— 抜粋文 —
• • •

年金払い退職給付とは?仕組みや種類・計算方法をわかりやすく解説
更新日: 2024.12.30
公開日: 2024.12.30
OHSUGI
「年金払い退職給付とは?」
「公務員向けの制度?」
「仕組みはどうなっている?」
上記のような疑問をお持ちではありませんか。
年金払い退職給付は、公務員の退職後の生活支援を目的とした積立方式の年金制度で、民間企業でいう企業年金にあたるものです。
本記事では、この制度の仕組みや種類、受け取り方についてわかりやすく解説します。計算方法とシミュレーションも紹介しますので、ぜひ最後までご覧ください。
1. 年金払い退職給付とは?
年金払い退職給付は、平成27年10月に創設された公務員向けの上乗せ年金制度です。国民年金や厚生年金に追加して支給され、退職後に一定期間または生涯にわたり年金形式で受け取れます。
民間企業の企業年金に相当する制度です。公務員が退職後に安定した生活を送れるようサポートする役割を持ちます。
以前、公務員には共済年金の職域加算とよばれる上乗せ制度がありましたが、民間企業との公平を図るため廃止されました。年金払い退職給付は、これに代わる制度となっています。

• • •

— 取り組む問題 —
1/ 年金払い退職給付についての文章から、「年金払い退職給付とは?仕組みや種類・計算方法をわかりやすく解説」で始まり「サポートする役割を持ちます。」で終わる部分を、一字も変えずに抜き出してください。
2/ 年金払い退職給付についての文章によると、この制度は何年何月に創設されましたか。

• • •

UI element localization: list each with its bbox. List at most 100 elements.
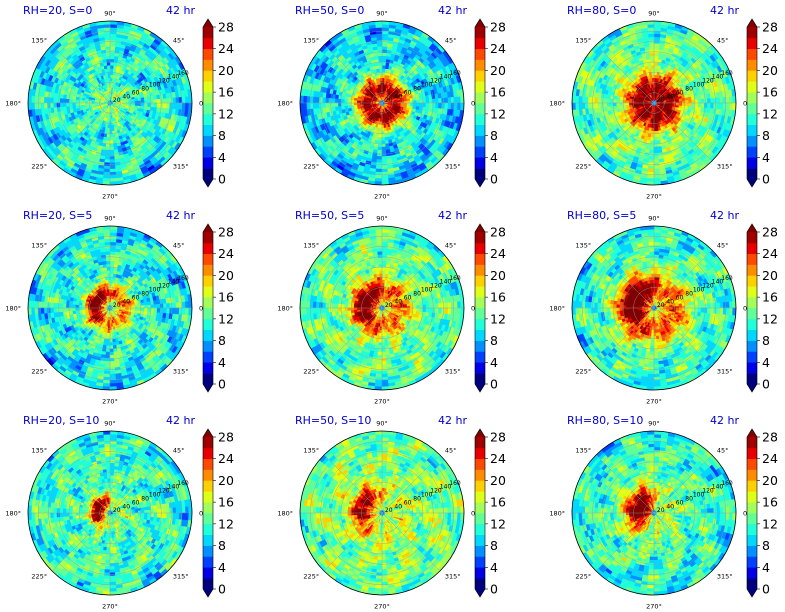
contour-cell [376, 42, 383, 47]
contour-cell [321, 102, 326, 109]
angle-tick-label: 90° [376, 10, 388, 18]
contour-cell [134, 102, 139, 106]
contour-cell [653, 64, 658, 69]
contour-cell [653, 143, 659, 148]
contour-cell [381, 67, 386, 72]
contour-cell [422, 98, 427, 104]
colorbar-tick-label: 8 [490, 128, 498, 143]
contour-cell [666, 102, 671, 105]
contour-cell [153, 102, 158, 108]
contour-cell [694, 98, 699, 104]
contour-cell [431, 102, 436, 108]
contour-cell [409, 102, 414, 107]
contour-cell [107, 124, 111, 129]
contour-cell [109, 45, 116, 50]
contour-cell [622, 99, 627, 104]
angle-tick-label: 90° [104, 10, 116, 18]
contour-cell [419, 102, 424, 107]
contour-cell [71, 99, 76, 104]
contour-cell [397, 102, 402, 105]
contour-cell [653, 58, 659, 63]
contour-cell [379, 127, 383, 132]
contour-cell [324, 97, 329, 104]
angle-tick-label: 180° [277, 100, 293, 108]
contour-cell [109, 152, 115, 157]
contour-cell [438, 97, 443, 104]
contour-cell [74, 99, 79, 104]
contour-cell [166, 97, 171, 104]
radius-tick-label: 120 [158, 78, 170, 85]
contour-cell [109, 71, 114, 76]
contour-cell [406, 102, 411, 106]
contour-cell [381, 74, 385, 79]
contour-cell [109, 143, 115, 148]
colorbar-segment [203, 124, 213, 136]
contour-cell [612, 99, 617, 104]
contour-cell [109, 156, 116, 161]
contour-cell [49, 102, 54, 109]
contour-cell [685, 102, 690, 107]
panel-time-label: 42 hr [438, 4, 467, 17]
colorbar-segment [475, 37, 485, 50]
radius-tick-label: 60 [132, 89, 140, 96]
contour-cell [669, 102, 674, 105]
colorbar-extend-min [475, 179, 485, 187]
contour-cell [131, 102, 136, 106]
contour-cell [650, 61, 655, 66]
contour-cell [376, 156, 383, 161]
contour-cell [649, 58, 655, 63]
contour-cell [163, 97, 168, 104]
contour-cell [109, 140, 114, 145]
contour-cell [337, 102, 342, 108]
contour-cell [104, 159, 111, 164]
contour-cell [343, 99, 348, 104]
contour-cell [350, 99, 355, 104]
contour-cell [618, 99, 623, 104]
colorbar-segment [475, 157, 485, 169]
contour-cell [377, 58, 383, 63]
colorbar-segment [475, 168, 485, 180]
angle-tick-label: 45° [445, 37, 457, 45]
angle-tick-label: 180° [5, 100, 21, 108]
contour-cell [188, 102, 192, 111]
colorbar-segment [475, 135, 485, 147]
colorbar-tick-label: 24 [490, 41, 506, 56]
angle-tick-label: 225° [303, 162, 319, 170]
radius-tick-label: 160 [449, 70, 461, 77]
contour-cell [150, 102, 155, 108]
radius-tick-label: 60 [404, 89, 412, 96]
contour-cell [435, 97, 440, 104]
contour-cell [109, 58, 115, 63]
radius-tick-label: 40 [394, 93, 402, 100]
contour-cell [649, 52, 655, 57]
colorbar-extend-max [475, 19, 485, 27]
contour-cell [109, 149, 115, 154]
colorbar-segment [203, 146, 213, 158]
contour-cell [381, 71, 386, 76]
contour-cell [403, 102, 408, 106]
contour-cell [78, 99, 83, 104]
contour-cell [653, 67, 658, 72]
contour-cell [678, 102, 683, 106]
contour-cell [377, 143, 383, 148]
angle-tick-label: 135° [303, 37, 319, 45]
contour-cell [625, 100, 630, 104]
contour-cell [378, 137, 383, 142]
contour-cell [147, 102, 152, 107]
contour-cell [649, 146, 655, 151]
contour-cell [105, 152, 111, 157]
contour-cell [609, 98, 614, 104]
contour-cell [653, 77, 657, 82]
contour-cell [381, 61, 386, 66]
contour-cell [62, 98, 67, 104]
contour-cell [378, 130, 383, 135]
contour-cell [346, 99, 351, 104]
contour-cell [340, 99, 345, 104]
contour-cell [606, 98, 611, 104]
colorbar-segment [475, 124, 485, 136]
angle-tick-label: 315° [173, 162, 189, 170]
contour-cell [337, 98, 342, 104]
panel-rh20-s0: 90°45°0°315°270°225°180°135°204060801001… [5, 4, 234, 201]
contour-field [28, 21, 192, 185]
contour-cell [379, 124, 383, 129]
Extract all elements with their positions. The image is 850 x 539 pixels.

• • •

— 解答例 —
1/
年金払い退職給付とは?仕組みや種類・計算方法をわかりやすく解説
更新日: 2024.12.30
公開日: 2024.12.30
OHSUGI
「年金払い退職給付とは?」
「公務員向けの制度?」
「仕組みはどうなっている?」
上記のような疑問をお持ちではありませんか。
年金払い退職給付は、公務員の退職後の生活支援を目的とした積立方式の年金制度で、民間企業でいう企業年金にあたるものです。
本記事では、この制度の仕組みや種類、受け取り方についてわかりやすく解説します。計算方法とシミュレーションも紹介しますので、ぜひ最後までご覧ください。
1. 年金払い退職給付とは?
年金払い退職給付は、平成27年10月に創設された公務員向けの上乗せ年金制度です。国民年金や厚生年金に追加して支給され、退職後に一定期間または生涯にわたり年金形式で受け取れます。
民間企業の企業年金に相当する制度です。公務員が退職後に安定した生活を送れるようサポートする役割を持ちます。

2/ 平成27年10月です。